• **TASK INSTRUCTIONS**
Below is a block of records; return all of them exactly, but without the images.

• **ENTRIES SHOWN**

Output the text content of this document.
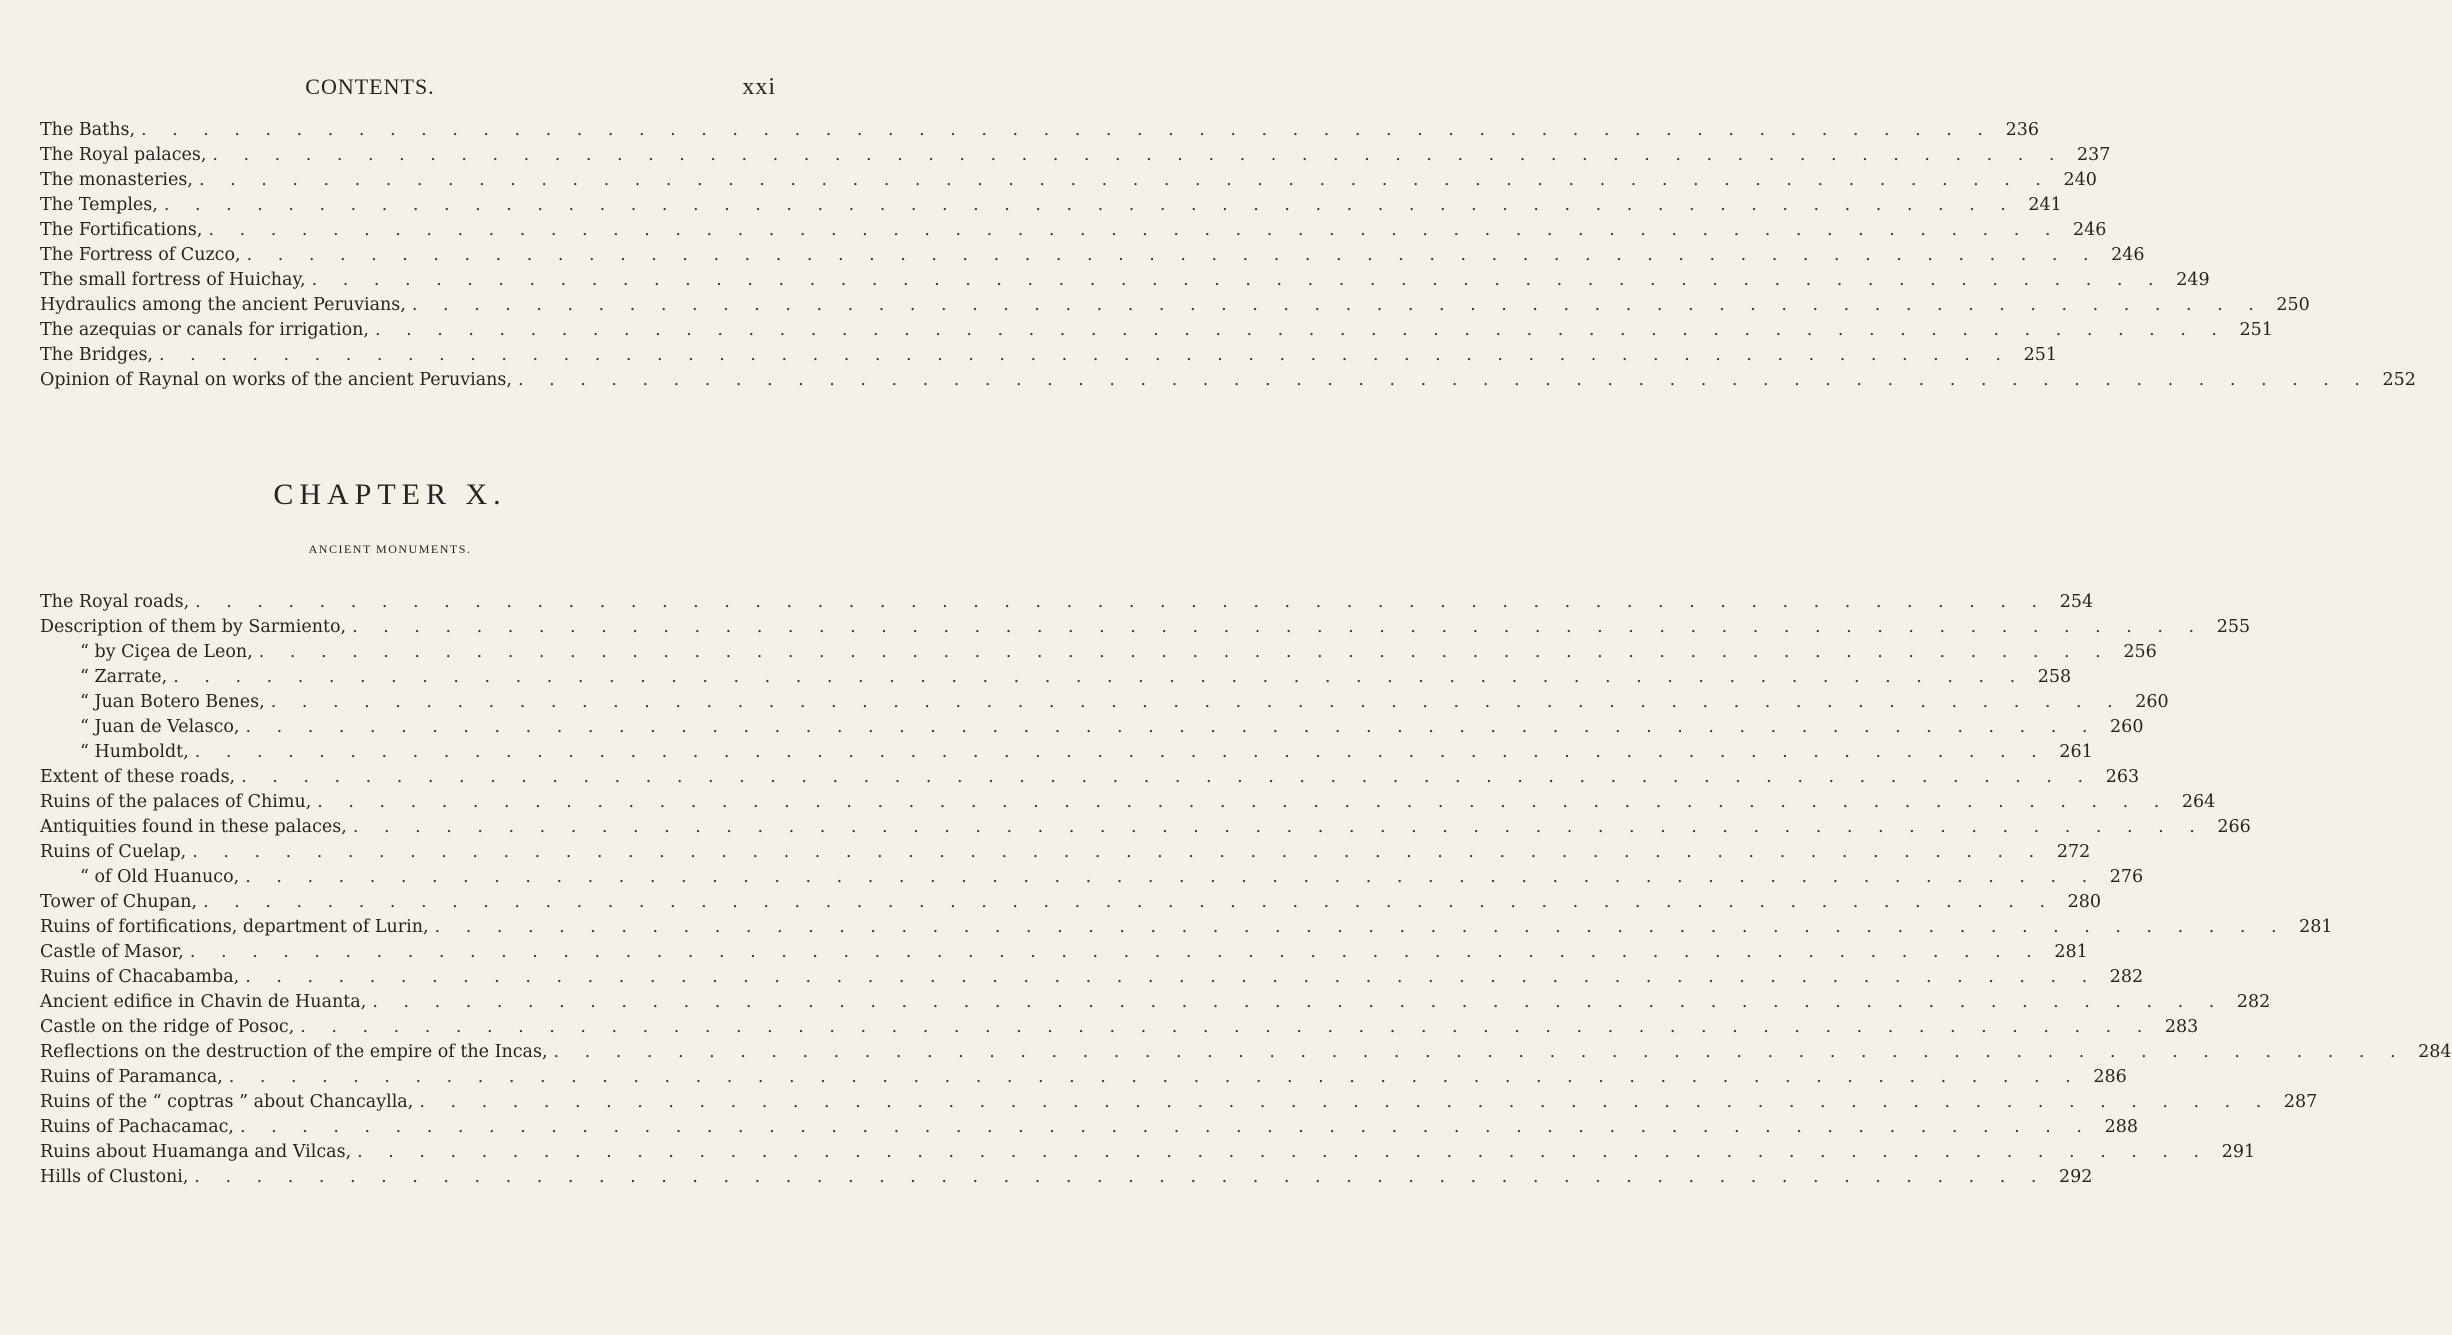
CONTENTS.	xxi
The Baths, . . . . . . . . . . . . . . . . . . . . . . . . . . . . . . . . . . . . . . . . . . . . . . . . . . . . . . . . . . . . 236
The Royal palaces, . . . . . . . . . . . . . . . . . . . . . . . . . . . . . . . . . . . . . . . . . . . . . . . . . . . . . . . . . . . . 237
The monasteries, . . . . . . . . . . . . . . . . . . . . . . . . . . . . . . . . . . . . . . . . . . . . . . . . . . . . . . . . . . . . 240
The Temples, . . . . . . . . . . . . . . . . . . . . . . . . . . . . . . . . . . . . . . . . . . . . . . . . . . . . . . . . . . . . 241
The Fortifications, . . . . . . . . . . . . . . . . . . . . . . . . . . . . . . . . . . . . . . . . . . . . . . . . . . . . . . . . . . . . 246
The Fortress of Cuzco, . . . . . . . . . . . . . . . . . . . . . . . . . . . . . . . . . . . . . . . . . . . . . . . . . . . . . . . . . . . . 246
The small fortress of Huichay, . . . . . . . . . . . . . . . . . . . . . . . . . . . . . . . . . . . . . . . . . . . . . . . . . . . . . . . . . . . . 249
Hydraulics among the ancient Peruvians, . . . . . . . . . . . . . . . . . . . . . . . . . . . . . . . . . . . . . . . . . . . . . . . . . . . . . . . . . . . . 250
The azequias or canals for irrigation, . . . . . . . . . . . . . . . . . . . . . . . . . . . . . . . . . . . . . . . . . . . . . . . . . . . . . . . . . . . . 251
The Bridges, . . . . . . . . . . . . . . . . . . . . . . . . . . . . . . . . . . . . . . . . . . . . . . . . . . . . . . . . . . . . 251
Opinion of Raynal on works of the ancient Peruvians, . . . . . . . . . . . . . . . . . . . . . . . . . . . . . . . . . . . . . . . . . . . . . . . . . . . . . . . . . . . . 252
CHAPTER X.
ANCIENT MONUMENTS.
The Royal roads, . . . . . . . . . . . . . . . . . . . . . . . . . . . . . . . . . . . . . . . . . . . . . . . . . . . . . . . . . . . . 254
Description of them by Sarmiento, . . . . . . . . . . . . . . . . . . . . . . . . . . . . . . . . . . . . . . . . . . . . . . . . . . . . . . . . . . . . 255
“ by Ciçea de Leon, . . . . . . . . . . . . . . . . . . . . . . . . . . . . . . . . . . . . . . . . . . . . . . . . . . . . . . . . . . . . 256
“ Zarrate, . . . . . . . . . . . . . . . . . . . . . . . . . . . . . . . . . . . . . . . . . . . . . . . . . . . . . . . . . . . . 258
“ Juan Botero Benes, . . . . . . . . . . . . . . . . . . . . . . . . . . . . . . . . . . . . . . . . . . . . . . . . . . . . . . . . . . . . 260
“ Juan de Velasco, . . . . . . . . . . . . . . . . . . . . . . . . . . . . . . . . . . . . . . . . . . . . . . . . . . . . . . . . . . . . 260
“ Humboldt, . . . . . . . . . . . . . . . . . . . . . . . . . . . . . . . . . . . . . . . . . . . . . . . . . . . . . . . . . . . . 261
Extent of these roads, . . . . . . . . . . . . . . . . . . . . . . . . . . . . . . . . . . . . . . . . . . . . . . . . . . . . . . . . . . . . 263
Ruins of the palaces of Chimu, . . . . . . . . . . . . . . . . . . . . . . . . . . . . . . . . . . . . . . . . . . . . . . . . . . . . . . . . . . . . 264
Antiquities found in these palaces, . . . . . . . . . . . . . . . . . . . . . . . . . . . . . . . . . . . . . . . . . . . . . . . . . . . . . . . . . . . . 266
Ruins of Cuelap, . . . . . . . . . . . . . . . . . . . . . . . . . . . . . . . . . . . . . . . . . . . . . . . . . . . . . . . . . . . . 272
“ of Old Huanuco, . . . . . . . . . . . . . . . . . . . . . . . . . . . . . . . . . . . . . . . . . . . . . . . . . . . . . . . . . . . . 276
Tower of Chupan, . . . . . . . . . . . . . . . . . . . . . . . . . . . . . . . . . . . . . . . . . . . . . . . . . . . . . . . . . . . . 280
Ruins of fortifications, department of Lurin, . . . . . . . . . . . . . . . . . . . . . . . . . . . . . . . . . . . . . . . . . . . . . . . . . . . . . . . . . . . . 281
Castle of Masor, . . . . . . . . . . . . . . . . . . . . . . . . . . . . . . . . . . . . . . . . . . . . . . . . . . . . . . . . . . . . 281
Ruins of Chacabamba, . . . . . . . . . . . . . . . . . . . . . . . . . . . . . . . . . . . . . . . . . . . . . . . . . . . . . . . . . . . . 282
Ancient edifice in Chavin de Huanta, . . . . . . . . . . . . . . . . . . . . . . . . . . . . . . . . . . . . . . . . . . . . . . . . . . . . . . . . . . . . 282
Castle on the ridge of Posoc, . . . . . . . . . . . . . . . . . . . . . . . . . . . . . . . . . . . . . . . . . . . . . . . . . . . . . . . . . . . . 283
Reflections on the destruction of the empire of the Incas, . . . . . . . . . . . . . . . . . . . . . . . . . . . . . . . . . . . . . . . . . . . . . . . . . . . . . . . . . . . . 284
Ruins of Paramanca, . . . . . . . . . . . . . . . . . . . . . . . . . . . . . . . . . . . . . . . . . . . . . . . . . . . . . . . . . . . . 286
Ruins of the “ coptras ” about Chancaylla, . . . . . . . . . . . . . . . . . . . . . . . . . . . . . . . . . . . . . . . . . . . . . . . . . . . . . . . . . . . . 287
Ruins of Pachacamac, . . . . . . . . . . . . . . . . . . . . . . . . . . . . . . . . . . . . . . . . . . . . . . . . . . . . . . . . . . . . 288
Ruins about Huamanga and Vilcas, . . . . . . . . . . . . . . . . . . . . . . . . . . . . . . . . . . . . . . . . . . . . . . . . . . . . . . . . . . . . 291
Hills of Clustoni, . . . . . . . . . . . . . . . . . . . . . . . . . . . . . . . . . . . . . . . . . . . . . . . . . . . . . . . . . . . . 292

• **WRITTEN RESPONSE**
Output the text content of this document.
CONTENTS.	xxi
The Baths, . . . . . . . . . . . . . . . . . . . . . . . . . . . . . . . . . . . . . . . . . . . . . . . . . . . . . . . . . . . . 236
The Royal palaces, . . . . . . . . . . . . . . . . . . . . . . . . . . . . . . . . . . . . . . . . . . . . . . . . . . . . . . . . . . . . 237
The monasteries, . . . . . . . . . . . . . . . . . . . . . . . . . . . . . . . . . . . . . . . . . . . . . . . . . . . . . . . . . . . . 240
The Temples, . . . . . . . . . . . . . . . . . . . . . . . . . . . . . . . . . . . . . . . . . . . . . . . . . . . . . . . . . . . . 241
The Fortifications, . . . . . . . . . . . . . . . . . . . . . . . . . . . . . . . . . . . . . . . . . . . . . . . . . . . . . . . . . . . . 246
The Fortress of Cuzco, . . . . . . . . . . . . . . . . . . . . . . . . . . . . . . . . . . . . . . . . . . . . . . . . . . . . . . . . . . . . 246
The small fortress of Huichay, . . . . . . . . . . . . . . . . . . . . . . . . . . . . . . . . . . . . . . . . . . . . . . . . . . . . . . . . . . . . 249
Hydraulics among the ancient Peruvians, . . . . . . . . . . . . . . . . . . . . . . . . . . . . . . . . . . . . . . . . . . . . . . . . . . . . . . . . . . . . 250
The azequias or canals for irrigation, . . . . . . . . . . . . . . . . . . . . . . . . . . . . . . . . . . . . . . . . . . . . . . . . . . . . . . . . . . . . 251
The Bridges, . . . . . . . . . . . . . . . . . . . . . . . . . . . . . . . . . . . . . . . . . . . . . . . . . . . . . . . . . . . . 251
Opinion of Raynal on works of the ancient Peruvians, . . . . . . . . . . . . . . . . . . . . . . . . . . . . . . . . . . . . . . . . . . . . . . . . . . . . . . . . . . . . 252
CHAPTER X.
ANCIENT MONUMENTS.
The Royal roads, . . . . . . . . . . . . . . . . . . . . . . . . . . . . . . . . . . . . . . . . . . . . . . . . . . . . . . . . . . . . 254
Description of them by Sarmiento, . . . . . . . . . . . . . . . . . . . . . . . . . . . . . . . . . . . . . . . . . . . . . . . . . . . . . . . . . . . . 255
“ by Ciçea de Leon, . . . . . . . . . . . . . . . . . . . . . . . . . . . . . . . . . . . . . . . . . . . . . . . . . . . . . . . . . . . . 256
“ Zarrate, . . . . . . . . . . . . . . . . . . . . . . . . . . . . . . . . . . . . . . . . . . . . . . . . . . . . . . . . . . . . 258
“ Juan Botero Benes, . . . . . . . . . . . . . . . . . . . . . . . . . . . . . . . . . . . . . . . . . . . . . . . . . . . . . . . . . . . . 260
“ Juan de Velasco, . . . . . . . . . . . . . . . . . . . . . . . . . . . . . . . . . . . . . . . . . . . . . . . . . . . . . . . . . . . . 260
“ Humboldt, . . . . . . . . . . . . . . . . . . . . . . . . . . . . . . . . . . . . . . . . . . . . . . . . . . . . . . . . . . . . 261
Extent of these roads, . . . . . . . . . . . . . . . . . . . . . . . . . . . . . . . . . . . . . . . . . . . . . . . . . . . . . . . . . . . . 263
Ruins of the palaces of Chimu, . . . . . . . . . . . . . . . . . . . . . . . . . . . . . . . . . . . . . . . . . . . . . . . . . . . . . . . . . . . . 264
Antiquities found in these palaces, . . . . . . . . . . . . . . . . . . . . . . . . . . . . . . . . . . . . . . . . . . . . . . . . . . . . . . . . . . . . 266
Ruins of Cuelap, . . . . . . . . . . . . . . . . . . . . . . . . . . . . . . . . . . . . . . . . . . . . . . . . . . . . . . . . . . . . 272
“ of Old Huanuco, . . . . . . . . . . . . . . . . . . . . . . . . . . . . . . . . . . . . . . . . . . . . . . . . . . . . . . . . . . . . 276
Tower of Chupan, . . . . . . . . . . . . . . . . . . . . . . . . . . . . . . . . . . . . . . . . . . . . . . . . . . . . . . . . . . . . 280
Ruins of fortifications, department of Lurin, . . . . . . . . . . . . . . . . . . . . . . . . . . . . . . . . . . . . . . . . . . . . . . . . . . . . . . . . . . . . 281
Castle of Masor, . . . . . . . . . . . . . . . . . . . . . . . . . . . . . . . . . . . . . . . . . . . . . . . . . . . . . . . . . . . . 281
Ruins of Chacabamba, . . . . . . . . . . . . . . . . . . . . . . . . . . . . . . . . . . . . . . . . . . . . . . . . . . . . . . . . . . . . 282
Ancient edifice in Chavin de Huanta, . . . . . . . . . . . . . . . . . . . . . . . . . . . . . . . . . . . . . . . . . . . . . . . . . . . . . . . . . . . . 282
Castle on the ridge of Posoc, . . . . . . . . . . . . . . . . . . . . . . . . . . . . . . . . . . . . . . . . . . . . . . . . . . . . . . . . . . . . 283
Reflections on the destruction of the empire of the Incas, . . . . . . . . . . . . . . . . . . . . . . . . . . . . . . . . . . . . . . . . . . . . . . . . . . . . . . . . . . . . 284
Ruins of Paramanca, . . . . . . . . . . . . . . . . . . . . . . . . . . . . . . . . . . . . . . . . . . . . . . . . . . . . . . . . . . . . 286
Ruins of the “ coptras ” about Chancaylla, . . . . . . . . . . . . . . . . . . . . . . . . . . . . . . . . . . . . . . . . . . . . . . . . . . . . . . . . . . . . 287
Ruins of Pachacamac, . . . . . . . . . . . . . . . . . . . . . . . . . . . . . . . . . . . . . . . . . . . . . . . . . . . . . . . . . . . . 288
Ruins about Huamanga and Vilcas, . . . . . . . . . . . . . . . . . . . . . . . . . . . . . . . . . . . . . . . . . . . . . . . . . . . . . . . . . . . . 291
Hills of Clustoni, . . . . . . . . . . . . . . . . . . . . . . . . . . . . . . . . . . . . . . . . . . . . . . . . . . . . . . . . . . . . 292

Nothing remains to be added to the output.